— START —

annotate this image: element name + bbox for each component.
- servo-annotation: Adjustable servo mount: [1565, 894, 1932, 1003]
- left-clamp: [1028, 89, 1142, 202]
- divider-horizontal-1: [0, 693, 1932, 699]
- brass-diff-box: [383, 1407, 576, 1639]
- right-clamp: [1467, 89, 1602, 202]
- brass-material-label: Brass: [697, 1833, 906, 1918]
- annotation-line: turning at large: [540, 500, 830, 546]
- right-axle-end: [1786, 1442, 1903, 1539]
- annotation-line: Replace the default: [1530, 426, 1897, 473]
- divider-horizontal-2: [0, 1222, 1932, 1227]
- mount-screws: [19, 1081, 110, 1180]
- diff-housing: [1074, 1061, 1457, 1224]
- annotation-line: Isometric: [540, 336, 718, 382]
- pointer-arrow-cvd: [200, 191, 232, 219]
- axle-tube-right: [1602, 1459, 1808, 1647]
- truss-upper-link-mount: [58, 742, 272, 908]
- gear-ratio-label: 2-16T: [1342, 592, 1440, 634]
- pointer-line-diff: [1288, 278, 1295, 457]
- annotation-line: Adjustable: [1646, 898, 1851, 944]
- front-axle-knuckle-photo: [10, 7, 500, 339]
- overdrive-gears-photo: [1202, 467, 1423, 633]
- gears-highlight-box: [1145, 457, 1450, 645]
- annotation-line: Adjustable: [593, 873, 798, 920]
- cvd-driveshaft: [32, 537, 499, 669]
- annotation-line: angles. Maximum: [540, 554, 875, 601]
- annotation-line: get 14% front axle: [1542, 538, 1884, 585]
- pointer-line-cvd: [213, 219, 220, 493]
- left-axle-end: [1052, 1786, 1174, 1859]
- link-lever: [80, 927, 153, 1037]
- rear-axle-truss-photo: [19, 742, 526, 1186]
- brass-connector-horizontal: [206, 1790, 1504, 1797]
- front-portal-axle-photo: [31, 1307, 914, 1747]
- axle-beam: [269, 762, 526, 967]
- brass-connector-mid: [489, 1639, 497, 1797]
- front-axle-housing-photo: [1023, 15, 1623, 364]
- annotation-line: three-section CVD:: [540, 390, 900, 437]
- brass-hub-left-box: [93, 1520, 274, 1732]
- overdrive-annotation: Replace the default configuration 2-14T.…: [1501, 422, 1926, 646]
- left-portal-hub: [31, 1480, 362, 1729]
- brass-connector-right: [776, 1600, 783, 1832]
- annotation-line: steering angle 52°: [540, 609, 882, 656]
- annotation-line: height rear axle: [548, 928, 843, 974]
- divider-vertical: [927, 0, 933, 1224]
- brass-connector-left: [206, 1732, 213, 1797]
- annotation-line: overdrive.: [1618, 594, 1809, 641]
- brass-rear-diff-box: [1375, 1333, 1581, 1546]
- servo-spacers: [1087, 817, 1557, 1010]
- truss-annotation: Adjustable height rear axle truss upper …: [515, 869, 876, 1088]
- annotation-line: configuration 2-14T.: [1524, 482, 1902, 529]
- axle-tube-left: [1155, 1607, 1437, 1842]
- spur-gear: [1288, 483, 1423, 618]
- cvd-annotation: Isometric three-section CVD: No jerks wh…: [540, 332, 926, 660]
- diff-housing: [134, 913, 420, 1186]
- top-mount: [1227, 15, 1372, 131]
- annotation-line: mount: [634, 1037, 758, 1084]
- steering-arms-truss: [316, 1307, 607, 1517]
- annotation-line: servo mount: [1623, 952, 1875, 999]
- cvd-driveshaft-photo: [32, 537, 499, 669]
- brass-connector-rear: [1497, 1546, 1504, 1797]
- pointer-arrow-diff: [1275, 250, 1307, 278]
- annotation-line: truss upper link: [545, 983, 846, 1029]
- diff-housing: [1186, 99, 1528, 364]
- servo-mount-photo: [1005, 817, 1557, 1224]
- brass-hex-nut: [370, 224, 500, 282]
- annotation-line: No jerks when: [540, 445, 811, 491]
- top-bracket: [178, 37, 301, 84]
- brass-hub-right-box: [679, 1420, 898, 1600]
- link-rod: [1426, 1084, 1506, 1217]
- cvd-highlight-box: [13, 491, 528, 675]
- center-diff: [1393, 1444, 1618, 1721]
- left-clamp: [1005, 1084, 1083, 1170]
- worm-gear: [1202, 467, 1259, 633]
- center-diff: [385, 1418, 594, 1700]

— END —

* [Aim of the exercise]: Rewrite the records from the first line through the line containing "- annotation-line: angles.", inclusive, with "annotation-line" changed to "callout-line" and everything else left unchanged. Return only those lines.

* [Result of the task]:
annotate this image: element name + bbox for each component.
- servo-annotation: Adjustable servo mount: [1565, 894, 1932, 1003]
- left-clamp: [1028, 89, 1142, 202]
- divider-horizontal-1: [0, 693, 1932, 699]
- brass-diff-box: [383, 1407, 576, 1639]
- right-clamp: [1467, 89, 1602, 202]
- brass-material-label: Brass: [697, 1833, 906, 1918]
- callout-line: turning at large: [540, 500, 830, 546]
- right-axle-end: [1786, 1442, 1903, 1539]
- callout-line: Replace the default: [1530, 426, 1897, 473]
- divider-horizontal-2: [0, 1222, 1932, 1227]
- mount-screws: [19, 1081, 110, 1180]
- diff-housing: [1074, 1061, 1457, 1224]
- callout-line: Isometric: [540, 336, 718, 382]
- pointer-arrow-cvd: [200, 191, 232, 219]
- axle-tube-right: [1602, 1459, 1808, 1647]
- truss-upper-link-mount: [58, 742, 272, 908]
- gear-ratio-label: 2-16T: [1342, 592, 1440, 634]
- pointer-line-diff: [1288, 278, 1295, 457]
- callout-line: Adjustable: [1646, 898, 1851, 944]
- front-axle-knuckle-photo: [10, 7, 500, 339]
- overdrive-gears-photo: [1202, 467, 1423, 633]
- gears-highlight-box: [1145, 457, 1450, 645]
- callout-line: Adjustable: [593, 873, 798, 920]
- cvd-driveshaft: [32, 537, 499, 669]
- callout-line: angles. Maximum: [540, 554, 875, 601]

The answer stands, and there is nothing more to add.